Written problem 1. Copy everything in the listing from its first line down to and including the line containing "bar — [410, 360, 426, 613]".
------ Page
Yes, QQ email addresses are real. A string of numbers before @qq.com is normal because QQ accounts commonly use numeric account IDs. I would not purge those addresses just because they look unusual to an English-language marketing team.
That said, real does not mean safe to mail at full volume. QQ has its own delivery friction: China-based network paths, strict provider filtering, delayed or temporary rejections, reputation checks, and list-quality sensitivity. The right answer is to keep the addresses, isolate them, validate the sign-up source, send slowly, and watch real delivery data.
Direct answer
  1. Keep: Numeric QQ addresses are valid-looking addresses, not automatic garbage.
  2. Segment: Put QQ recipients into their own send segment before the welcome series.
  3. Test: Use small batches and real bounce data before increasing volume.
  4. Protect: Make authentication and reputation monitoring part of the workflow.

Why numeric QQ addresses are real

QQ began as an account system built around numeric identifiers. That account pattern carries into QQ Mail, so an address such as 123456789@qq.com can belong to a real mailbox. The local part looks fake if your list usually has names, initials, or company patterns, but numeric local parts are allowed and common in several older account systems.
The practical issue is intent, not syntax. Some numeric QQ signups are legitimate customers. Some are low-intent users, bot-driven form submissions, imported addresses with weak permission, or old accounts that still receive mail but never engage. I separate those questions before making a suppression decision.
A Tencent QQ Mail inbox screen with a numeric account style.
A Tencent QQ Mail inbox screen with a numeric account style.

Signal

Likely meaning

Best action

All numbers
Normal QQ pattern
Do not purge by format
No source
Weak permission
Hold or reconfirm
Recent signup
Higher intent
Send in a QQ segment
Repeated bounces
Bad address or blocking
Suppress after review
How to interpret numeric QQ addresses during list review.
If the broader list has signs of generated signups, treat QQ as one part of that investigation. Numeric QQ addresses deserve extra review when they arrive in bursts, share the same timestamp pattern, skip confirmation, or come through forms with no abuse controls. A separate process for fake addresses keeps that decision grounded in evidence.
------------
------ Material to process
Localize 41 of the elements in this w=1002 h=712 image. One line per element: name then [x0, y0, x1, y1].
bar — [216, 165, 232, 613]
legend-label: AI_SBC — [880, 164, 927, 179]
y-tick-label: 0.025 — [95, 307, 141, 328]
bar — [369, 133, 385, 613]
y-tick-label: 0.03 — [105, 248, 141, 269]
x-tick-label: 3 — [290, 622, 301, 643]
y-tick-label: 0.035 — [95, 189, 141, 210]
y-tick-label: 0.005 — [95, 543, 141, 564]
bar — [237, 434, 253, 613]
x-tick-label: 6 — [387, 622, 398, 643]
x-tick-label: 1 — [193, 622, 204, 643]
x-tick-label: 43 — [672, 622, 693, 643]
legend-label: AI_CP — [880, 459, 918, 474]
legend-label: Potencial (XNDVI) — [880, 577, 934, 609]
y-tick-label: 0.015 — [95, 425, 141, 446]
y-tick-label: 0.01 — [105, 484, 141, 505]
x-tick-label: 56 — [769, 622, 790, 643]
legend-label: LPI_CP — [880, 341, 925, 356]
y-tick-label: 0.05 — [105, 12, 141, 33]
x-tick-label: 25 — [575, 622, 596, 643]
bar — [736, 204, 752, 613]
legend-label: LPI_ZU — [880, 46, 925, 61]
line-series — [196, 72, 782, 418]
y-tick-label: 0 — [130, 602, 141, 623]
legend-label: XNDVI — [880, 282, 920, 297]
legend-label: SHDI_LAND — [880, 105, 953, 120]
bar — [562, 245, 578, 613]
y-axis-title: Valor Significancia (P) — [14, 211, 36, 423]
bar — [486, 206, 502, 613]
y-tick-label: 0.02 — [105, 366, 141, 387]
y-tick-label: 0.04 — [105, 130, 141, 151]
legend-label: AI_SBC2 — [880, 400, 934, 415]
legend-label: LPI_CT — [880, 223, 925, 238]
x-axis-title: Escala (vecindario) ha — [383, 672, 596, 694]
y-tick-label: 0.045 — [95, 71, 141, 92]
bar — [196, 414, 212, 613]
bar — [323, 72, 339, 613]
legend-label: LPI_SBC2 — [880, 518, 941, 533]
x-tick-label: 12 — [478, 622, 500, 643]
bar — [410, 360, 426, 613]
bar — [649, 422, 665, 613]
------------
Written problem 2. According to the passage on QQ email addresses, why is a string of numbers before @qq.com normal?

Correct output 1.
Localize 41 of the elements in this w=1002 h=712 image. One line per element: name then [x0, y0, x1, y1].
bar — [216, 165, 232, 613]
legend-label: AI_SBC — [880, 164, 927, 179]
y-tick-label: 0.025 — [95, 307, 141, 328]
bar — [369, 133, 385, 613]
y-tick-label: 0.03 — [105, 248, 141, 269]
x-tick-label: 3 — [290, 622, 301, 643]
y-tick-label: 0.035 — [95, 189, 141, 210]
y-tick-label: 0.005 — [95, 543, 141, 564]
bar — [237, 434, 253, 613]
x-tick-label: 6 — [387, 622, 398, 643]
x-tick-label: 1 — [193, 622, 204, 643]
x-tick-label: 43 — [672, 622, 693, 643]
legend-label: AI_CP — [880, 459, 918, 474]
legend-label: Potencial (XNDVI) — [880, 577, 934, 609]
y-tick-label: 0.015 — [95, 425, 141, 446]
y-tick-label: 0.01 — [105, 484, 141, 505]
x-tick-label: 56 — [769, 622, 790, 643]
legend-label: LPI_CP — [880, 341, 925, 356]
y-tick-label: 0.05 — [105, 12, 141, 33]
x-tick-label: 25 — [575, 622, 596, 643]
bar — [736, 204, 752, 613]
legend-label: LPI_ZU — [880, 46, 925, 61]
line-series — [196, 72, 782, 418]
y-tick-label: 0 — [130, 602, 141, 623]
legend-label: XNDVI — [880, 282, 920, 297]
legend-label: SHDI_LAND — [880, 105, 953, 120]
bar — [562, 245, 578, 613]
y-axis-title: Valor Significancia (P) — [14, 211, 36, 423]
bar — [486, 206, 502, 613]
y-tick-label: 0.02 — [105, 366, 141, 387]
y-tick-label: 0.04 — [105, 130, 141, 151]
legend-label: AI_SBC2 — [880, 400, 934, 415]
legend-label: LPI_CT — [880, 223, 925, 238]
x-axis-title: Escala (vecindario) ha — [383, 672, 596, 694]
y-tick-label: 0.045 — [95, 71, 141, 92]
bar — [196, 414, 212, 613]
bar — [323, 72, 339, 613]
legend-label: LPI_SBC2 — [880, 518, 941, 533]
x-tick-label: 12 — [478, 622, 500, 643]
bar — [410, 360, 426, 613]

Correct output 2. QQ accounts commonly use numeric account IDs.